**PROMPT**
Repeat every line exactly, keeping the pictures out of the copy.

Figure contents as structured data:
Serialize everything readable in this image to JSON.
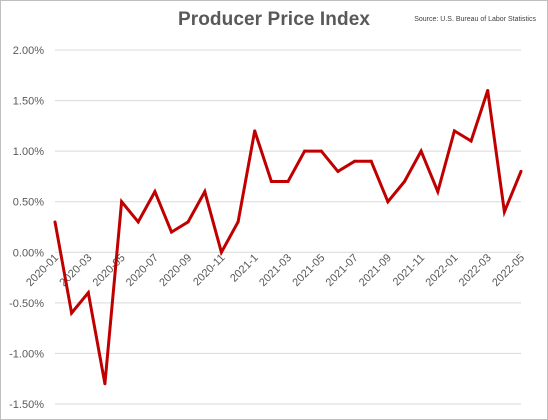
{
  "chart_data": {
    "type": "line",
    "title": "Producer Price Index",
    "source": "Source: U.S. Bureau of Labor Statistics",
    "xlabel": "",
    "ylabel": "",
    "ylim": [
      -1.5,
      2.0
    ],
    "y_ticks": [
      2.0,
      1.5,
      1.0,
      0.5,
      0.0,
      -0.5,
      -1.0,
      -1.5
    ],
    "y_tick_labels": [
      "2.00%",
      "1.50%",
      "1.00%",
      "0.50%",
      "0.00%",
      "-0.50%",
      "-1.00%",
      "-1.50%"
    ],
    "grid": true,
    "line_color": "#c00000",
    "x": [
      "2020-01",
      "2020-02",
      "2020-03",
      "2020-04",
      "2020-05",
      "2020-06",
      "2020-07",
      "2020-08",
      "2020-09",
      "2020-10",
      "2020-11",
      "2020-12",
      "2021-01",
      "2021-02",
      "2021-03",
      "2021-04",
      "2021-05",
      "2021-06",
      "2021-07",
      "2021-08",
      "2021-09",
      "2021-10",
      "2021-11",
      "2021-12",
      "2022-01",
      "2022-02",
      "2022-03",
      "2022-04",
      "2022-05"
    ],
    "x_tick_labels": [
      "2020-01",
      "",
      "2020-03",
      "",
      "2020-05",
      "",
      "2020-07",
      "",
      "2020-09",
      "",
      "2020-11",
      "",
      "2021-1",
      "",
      "2021-03",
      "",
      "2021-05",
      "",
      "2021-07",
      "",
      "2021-09",
      "",
      "2021-11",
      "",
      "2022-01",
      "",
      "2022-03",
      "",
      "2022-05"
    ],
    "series": [
      {
        "values": [
          0.3,
          -0.6,
          -0.4,
          -1.3,
          0.5,
          0.3,
          0.6,
          0.2,
          0.3,
          0.6,
          0.0,
          0.3,
          1.2,
          0.7,
          0.7,
          1.0,
          1.0,
          0.8,
          0.9,
          0.9,
          0.5,
          0.7,
          1.0,
          0.6,
          1.2,
          1.1,
          1.6,
          0.4,
          0.8
        ]
      }
    ]
  }
}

**ANSWER FOR THE TASK**
Serialize everything readable in this image to JSON.
{
  "chart_data": {
    "type": "line",
    "title": "Producer Price Index",
    "source": "Source: U.S. Bureau of Labor Statistics",
    "xlabel": "",
    "ylabel": "",
    "ylim": [
      -1.5,
      2.0
    ],
    "y_ticks": [
      2.0,
      1.5,
      1.0,
      0.5,
      0.0,
      -0.5,
      -1.0,
      -1.5
    ],
    "y_tick_labels": [
      "2.00%",
      "1.50%",
      "1.00%",
      "0.50%",
      "0.00%",
      "-0.50%",
      "-1.00%",
      "-1.50%"
    ],
    "grid": true,
    "line_color": "#c00000",
    "x": [
      "2020-01",
      "2020-02",
      "2020-03",
      "2020-04",
      "2020-05",
      "2020-06",
      "2020-07",
      "2020-08",
      "2020-09",
      "2020-10",
      "2020-11",
      "2020-12",
      "2021-01",
      "2021-02",
      "2021-03",
      "2021-04",
      "2021-05",
      "2021-06",
      "2021-07",
      "2021-08",
      "2021-09",
      "2021-10",
      "2021-11",
      "2021-12",
      "2022-01",
      "2022-02",
      "2022-03",
      "2022-04",
      "2022-05"
    ],
    "x_tick_labels": [
      "2020-01",
      "",
      "2020-03",
      "",
      "2020-05",
      "",
      "2020-07",
      "",
      "2020-09",
      "",
      "2020-11",
      "",
      "2021-1",
      "",
      "2021-03",
      "",
      "2021-05",
      "",
      "2021-07",
      "",
      "2021-09",
      "",
      "2021-11",
      "",
      "2022-01",
      "",
      "2022-03",
      "",
      "2022-05"
    ],
    "series": [
      {
        "values": [
          0.3,
          -0.6,
          -0.4,
          -1.3,
          0.5,
          0.3,
          0.6,
          0.2,
          0.3,
          0.6,
          0.0,
          0.3,
          1.2,
          0.7,
          0.7,
          1.0,
          1.0,
          0.8,
          0.9,
          0.9,
          0.5,
          0.7,
          1.0,
          0.6,
          1.2,
          1.1,
          1.6,
          0.4,
          0.8
        ]
      }
    ]
  }
}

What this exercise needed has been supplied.